**EXERCISE:**
Find how many lines of the listing below include the word "JSON", then report the number by itself.

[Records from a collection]
# # # # # # #
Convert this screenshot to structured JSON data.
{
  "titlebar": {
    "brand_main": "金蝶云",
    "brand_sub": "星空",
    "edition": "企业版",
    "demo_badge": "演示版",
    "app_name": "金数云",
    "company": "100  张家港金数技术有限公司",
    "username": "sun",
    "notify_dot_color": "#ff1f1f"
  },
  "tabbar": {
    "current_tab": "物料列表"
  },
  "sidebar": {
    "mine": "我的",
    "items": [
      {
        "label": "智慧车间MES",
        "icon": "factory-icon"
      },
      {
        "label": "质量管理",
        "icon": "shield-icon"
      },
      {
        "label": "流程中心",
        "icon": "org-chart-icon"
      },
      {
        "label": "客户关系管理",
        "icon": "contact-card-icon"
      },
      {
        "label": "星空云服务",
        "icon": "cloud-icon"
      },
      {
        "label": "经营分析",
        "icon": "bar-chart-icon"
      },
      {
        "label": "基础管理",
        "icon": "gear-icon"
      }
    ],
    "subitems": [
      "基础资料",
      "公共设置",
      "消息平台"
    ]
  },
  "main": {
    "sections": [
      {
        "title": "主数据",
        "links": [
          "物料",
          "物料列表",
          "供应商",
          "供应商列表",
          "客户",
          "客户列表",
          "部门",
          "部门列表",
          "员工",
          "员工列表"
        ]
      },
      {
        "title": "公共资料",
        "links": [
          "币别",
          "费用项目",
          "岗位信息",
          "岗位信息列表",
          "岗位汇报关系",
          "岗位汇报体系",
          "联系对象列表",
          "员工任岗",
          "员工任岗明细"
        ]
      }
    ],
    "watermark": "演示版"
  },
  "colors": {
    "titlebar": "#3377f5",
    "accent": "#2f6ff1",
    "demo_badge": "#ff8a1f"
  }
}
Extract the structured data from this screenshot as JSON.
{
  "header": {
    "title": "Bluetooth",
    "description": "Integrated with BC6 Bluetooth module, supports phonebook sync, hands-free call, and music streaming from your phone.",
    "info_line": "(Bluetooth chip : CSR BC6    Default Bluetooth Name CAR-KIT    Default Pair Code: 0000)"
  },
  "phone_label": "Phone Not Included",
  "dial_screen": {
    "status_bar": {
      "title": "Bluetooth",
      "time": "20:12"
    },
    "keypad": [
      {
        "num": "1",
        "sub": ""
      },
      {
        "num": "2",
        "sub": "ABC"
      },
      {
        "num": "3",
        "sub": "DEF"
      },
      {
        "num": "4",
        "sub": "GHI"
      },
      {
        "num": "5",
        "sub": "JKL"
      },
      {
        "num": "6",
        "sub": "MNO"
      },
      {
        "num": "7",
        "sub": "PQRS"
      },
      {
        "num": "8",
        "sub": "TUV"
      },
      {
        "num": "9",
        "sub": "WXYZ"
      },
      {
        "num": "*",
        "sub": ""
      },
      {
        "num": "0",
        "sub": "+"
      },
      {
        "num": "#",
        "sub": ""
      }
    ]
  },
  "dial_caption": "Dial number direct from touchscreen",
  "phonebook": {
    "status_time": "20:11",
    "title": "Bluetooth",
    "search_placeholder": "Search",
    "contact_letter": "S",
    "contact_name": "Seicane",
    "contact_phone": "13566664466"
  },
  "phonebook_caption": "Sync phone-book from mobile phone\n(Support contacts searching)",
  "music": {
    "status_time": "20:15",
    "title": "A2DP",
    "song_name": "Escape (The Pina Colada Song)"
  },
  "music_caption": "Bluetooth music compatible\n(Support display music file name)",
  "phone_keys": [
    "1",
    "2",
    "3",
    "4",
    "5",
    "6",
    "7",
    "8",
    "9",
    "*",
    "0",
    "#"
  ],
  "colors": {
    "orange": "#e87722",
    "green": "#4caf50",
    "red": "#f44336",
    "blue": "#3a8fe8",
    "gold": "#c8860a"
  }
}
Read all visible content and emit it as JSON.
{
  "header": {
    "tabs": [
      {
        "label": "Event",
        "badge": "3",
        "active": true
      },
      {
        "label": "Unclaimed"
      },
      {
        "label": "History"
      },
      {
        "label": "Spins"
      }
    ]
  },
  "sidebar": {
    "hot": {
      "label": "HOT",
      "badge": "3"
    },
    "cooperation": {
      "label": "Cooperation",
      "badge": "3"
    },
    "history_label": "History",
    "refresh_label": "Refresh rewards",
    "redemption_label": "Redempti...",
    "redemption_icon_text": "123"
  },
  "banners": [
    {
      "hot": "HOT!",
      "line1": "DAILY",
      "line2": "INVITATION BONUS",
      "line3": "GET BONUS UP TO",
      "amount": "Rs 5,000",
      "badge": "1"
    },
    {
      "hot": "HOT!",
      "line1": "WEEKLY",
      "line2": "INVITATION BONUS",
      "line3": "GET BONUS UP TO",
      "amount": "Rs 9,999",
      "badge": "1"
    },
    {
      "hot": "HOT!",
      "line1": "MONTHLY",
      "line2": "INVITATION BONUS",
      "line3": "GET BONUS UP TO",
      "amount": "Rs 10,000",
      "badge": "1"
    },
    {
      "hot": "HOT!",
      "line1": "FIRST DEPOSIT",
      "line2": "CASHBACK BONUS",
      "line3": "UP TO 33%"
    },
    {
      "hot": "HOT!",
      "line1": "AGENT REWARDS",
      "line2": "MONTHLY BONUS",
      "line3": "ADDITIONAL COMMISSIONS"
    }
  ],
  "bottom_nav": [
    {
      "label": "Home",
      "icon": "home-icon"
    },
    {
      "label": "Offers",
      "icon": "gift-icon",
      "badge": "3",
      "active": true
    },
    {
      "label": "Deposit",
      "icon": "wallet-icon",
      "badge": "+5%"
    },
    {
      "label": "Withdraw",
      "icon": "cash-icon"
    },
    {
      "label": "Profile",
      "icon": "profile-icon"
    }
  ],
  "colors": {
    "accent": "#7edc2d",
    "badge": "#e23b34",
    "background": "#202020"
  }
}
# # # # # # #
**IN RESPONSE:**
3